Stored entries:
+ + + + +

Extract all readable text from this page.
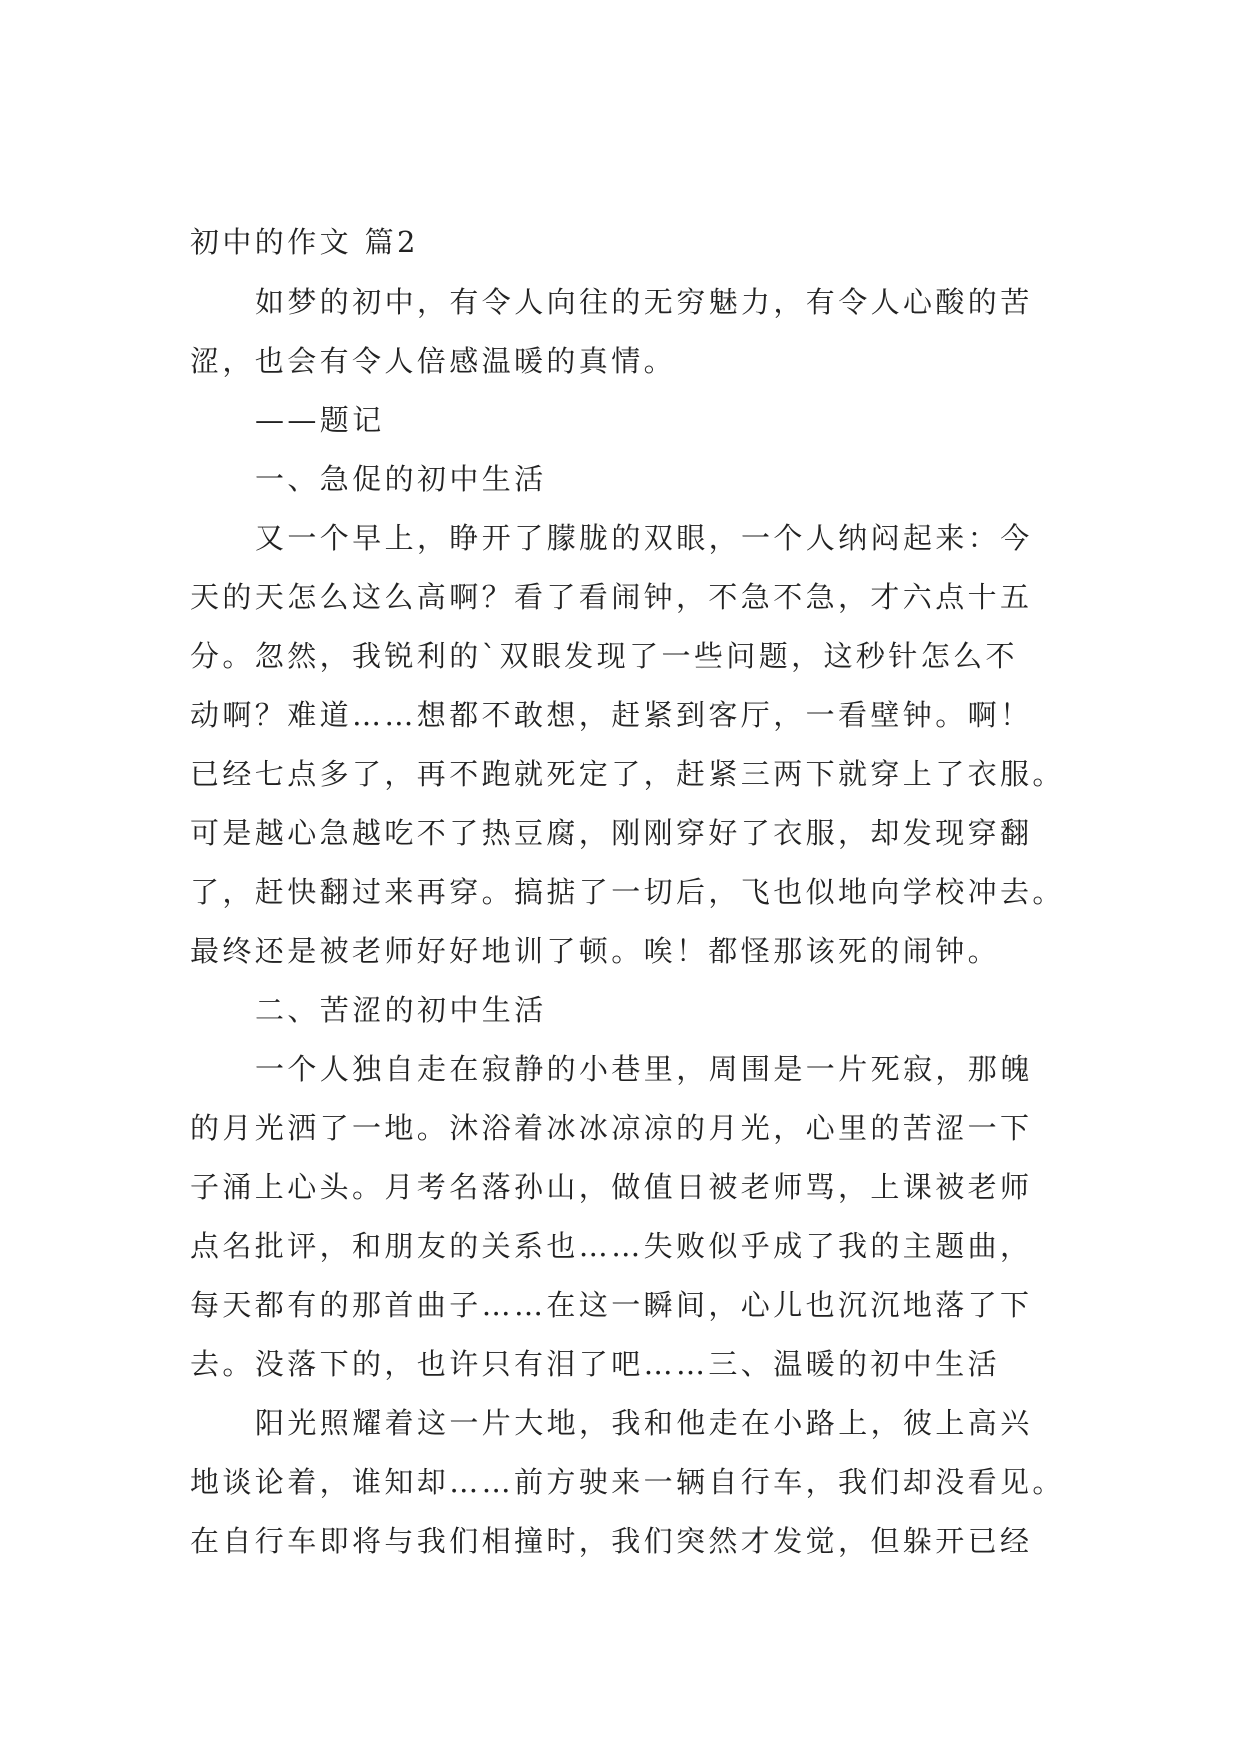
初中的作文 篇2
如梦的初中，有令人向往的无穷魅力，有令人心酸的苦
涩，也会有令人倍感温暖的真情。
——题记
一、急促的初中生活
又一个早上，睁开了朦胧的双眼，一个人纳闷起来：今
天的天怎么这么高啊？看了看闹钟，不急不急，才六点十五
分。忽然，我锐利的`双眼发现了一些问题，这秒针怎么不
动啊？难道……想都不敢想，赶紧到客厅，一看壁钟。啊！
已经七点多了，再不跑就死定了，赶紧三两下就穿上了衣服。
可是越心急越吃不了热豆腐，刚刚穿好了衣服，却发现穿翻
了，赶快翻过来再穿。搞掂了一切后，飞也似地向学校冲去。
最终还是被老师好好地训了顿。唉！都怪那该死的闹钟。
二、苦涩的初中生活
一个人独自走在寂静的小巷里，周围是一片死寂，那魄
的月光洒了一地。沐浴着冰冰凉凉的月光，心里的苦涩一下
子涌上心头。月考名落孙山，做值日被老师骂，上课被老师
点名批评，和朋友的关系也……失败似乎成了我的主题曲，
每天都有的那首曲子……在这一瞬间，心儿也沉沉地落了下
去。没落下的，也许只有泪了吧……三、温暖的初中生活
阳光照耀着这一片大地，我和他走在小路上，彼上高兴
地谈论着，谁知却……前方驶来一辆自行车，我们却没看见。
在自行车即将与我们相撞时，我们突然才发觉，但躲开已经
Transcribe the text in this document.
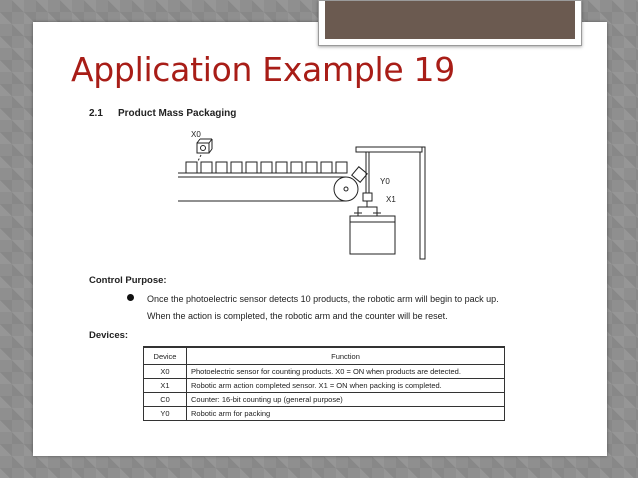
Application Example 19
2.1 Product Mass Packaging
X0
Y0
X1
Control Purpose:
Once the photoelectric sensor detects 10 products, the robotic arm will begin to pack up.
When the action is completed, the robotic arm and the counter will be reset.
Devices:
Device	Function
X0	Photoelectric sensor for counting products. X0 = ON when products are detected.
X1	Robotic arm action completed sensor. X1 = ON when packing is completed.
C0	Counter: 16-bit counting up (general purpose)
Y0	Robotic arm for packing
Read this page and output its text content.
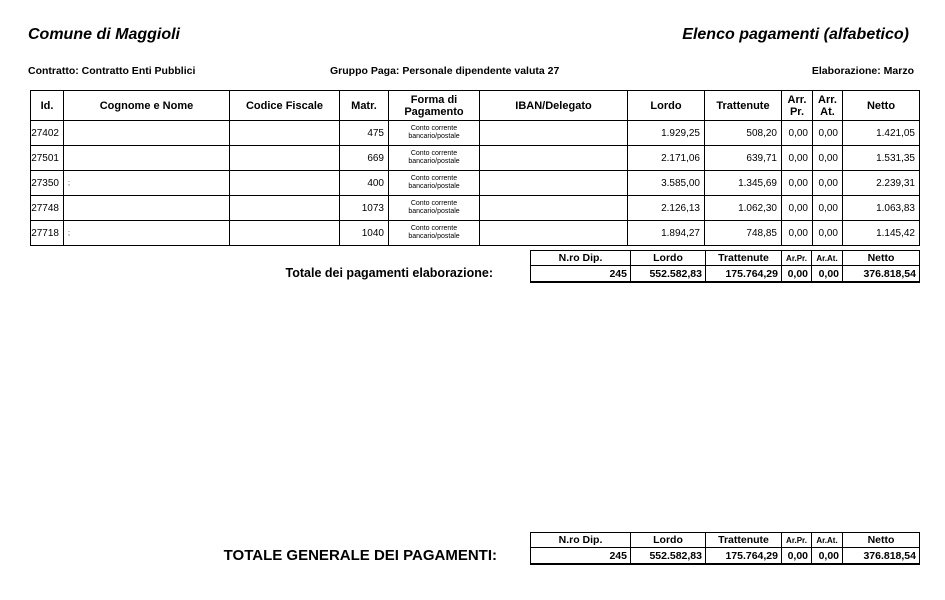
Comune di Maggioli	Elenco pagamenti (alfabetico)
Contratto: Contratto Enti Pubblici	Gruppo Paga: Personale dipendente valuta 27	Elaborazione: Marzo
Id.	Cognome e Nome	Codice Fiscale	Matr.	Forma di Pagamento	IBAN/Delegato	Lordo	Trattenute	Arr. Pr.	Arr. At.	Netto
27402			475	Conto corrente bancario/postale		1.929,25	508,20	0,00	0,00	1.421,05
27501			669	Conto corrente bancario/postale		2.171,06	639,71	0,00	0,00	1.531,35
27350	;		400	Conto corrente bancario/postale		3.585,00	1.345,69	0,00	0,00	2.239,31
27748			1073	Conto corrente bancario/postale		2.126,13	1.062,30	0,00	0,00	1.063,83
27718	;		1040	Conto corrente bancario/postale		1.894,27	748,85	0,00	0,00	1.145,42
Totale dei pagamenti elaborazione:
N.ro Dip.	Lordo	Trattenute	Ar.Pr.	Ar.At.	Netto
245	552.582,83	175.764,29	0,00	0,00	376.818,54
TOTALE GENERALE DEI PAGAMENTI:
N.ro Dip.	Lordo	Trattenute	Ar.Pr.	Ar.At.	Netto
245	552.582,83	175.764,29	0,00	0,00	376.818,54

+ + + + +

AIM: Locate the line containing "Transcribe the text in this document." in the material above, then repeat it and every later line exactly, with no pictures.

OUTPUT BELOW:
Transcribe the text in this document.
Application Example 19
2.1 Product Mass Packaging
X0
Y0
X1
Control Purpose:
Once the photoelectric sensor detects 10 products, the robotic arm will begin to pack up.
When the action is completed, the robotic arm and the counter will be reset.
Devices:
Device	Function
X0	Photoelectric sensor for counting products. X0 = ON when products are detected.
X1	Robotic arm action completed sensor. X1 = ON when packing is completed.
C0	Counter: 16-bit counting up (general purpose)
Y0	Robotic arm for packing
Read this page and output its text content.
Comune di Maggioli	Elenco pagamenti (alfabetico)
Contratto: Contratto Enti Pubblici	Gruppo Paga: Personale dipendente valuta 27	Elaborazione: Marzo
Id.	Cognome e Nome	Codice Fiscale	Matr.	Forma di Pagamento	IBAN/Delegato	Lordo	Trattenute	Arr. Pr.	Arr. At.	Netto
27402			475	Conto corrente bancario/postale		1.929,25	508,20	0,00	0,00	1.421,05
27501			669	Conto corrente bancario/postale		2.171,06	639,71	0,00	0,00	1.531,35
27350	;		400	Conto corrente bancario/postale		3.585,00	1.345,69	0,00	0,00	2.239,31
27748			1073	Conto corrente bancario/postale		2.126,13	1.062,30	0,00	0,00	1.063,83
27718	;		1040	Conto corrente bancario/postale		1.894,27	748,85	0,00	0,00	1.145,42
Totale dei pagamenti elaborazione:
N.ro Dip.	Lordo	Trattenute	Ar.Pr.	Ar.At.	Netto
245	552.582,83	175.764,29	0,00	0,00	376.818,54
TOTALE GENERALE DEI PAGAMENTI:
N.ro Dip.	Lordo	Trattenute	Ar.Pr.	Ar.At.	Netto
245	552.582,83	175.764,29	0,00	0,00	376.818,54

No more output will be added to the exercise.